Leave the pictures out. Return all other data exactly.

Data excerpts
####
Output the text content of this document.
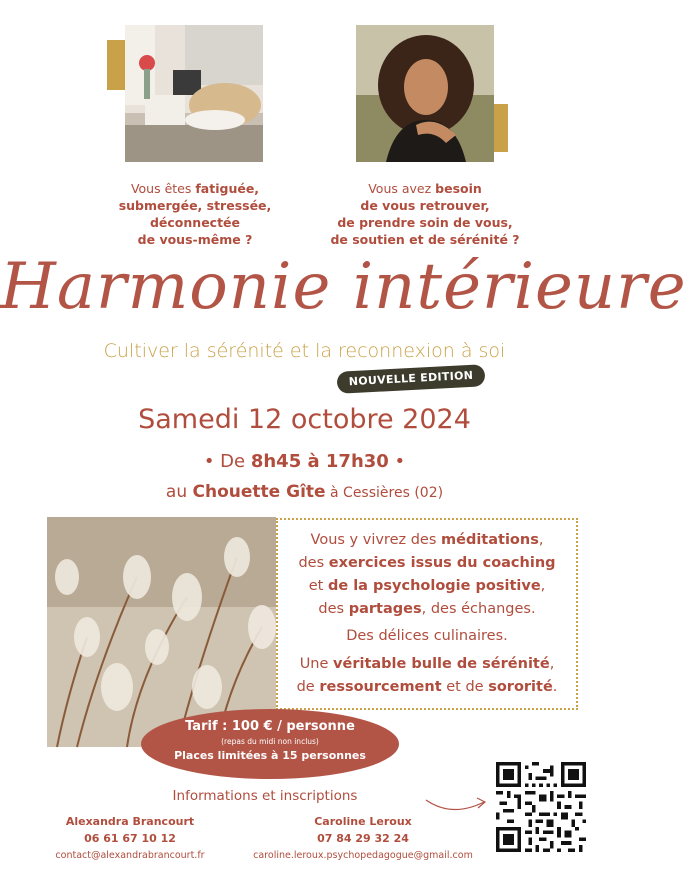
Vous êtes fatiguée,
submergée, stressée,
déconnectée
de vous-même ?
Vous avez besoin
de vous retrouver,
de prendre soin de vous,
de soutien et de sérénité ?
Harmonie intérieure
Cultiver la sérénité et la reconnexion à soi
NOUVELLE EDITION
Samedi 12 octobre 2024
• De 8h45 à 17h30 •
au Chouette Gîte à Cessières (02)
Vous y vivrez des méditations,
des exercices issus du coaching
et de la psychologie positive,
des partages, des échanges.
Des délices culinaires.
Une véritable bulle de sérénité,
de ressourcement et de sororité.
Tarif : 100 € / personne
(repas du midi non inclus)
Places limitées à 15 personnes
Informations et inscriptions
Alexandra Brancourt
06 61 67 10 12
contact@alexandrabrancourt.fr
Caroline Leroux
07 84 29 32 24
caroline.leroux.psychopedagogue@gmail.com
####
▶ **Solution to the exercise**:
Output the text content of this document.
Vous êtes fatiguée,
submergée, stressée,
déconnectée
de vous-même ?
Vous avez besoin
de vous retrouver,
de prendre soin de vous,
de soutien et de sérénité ?
Harmonie intérieure
Cultiver la sérénité et la reconnexion à soi
NOUVELLE EDITION
Samedi 12 octobre 2024
• De 8h45 à 17h30 •
au Chouette Gîte à Cessières (02)
Vous y vivrez des méditations,
des exercices issus du coaching
et de la psychologie positive,
des partages, des échanges.
Des délices culinaires.
Une véritable bulle de sérénité,
de ressourcement et de sororité.
Tarif : 100 € / personne
(repas du midi non inclus)
Places limitées à 15 personnes
Informations et inscriptions
Alexandra Brancourt
06 61 67 10 12
contact@alexandrabrancourt.fr
Caroline Leroux
07 84 29 32 24
caroline.leroux.psychopedagogue@gmail.com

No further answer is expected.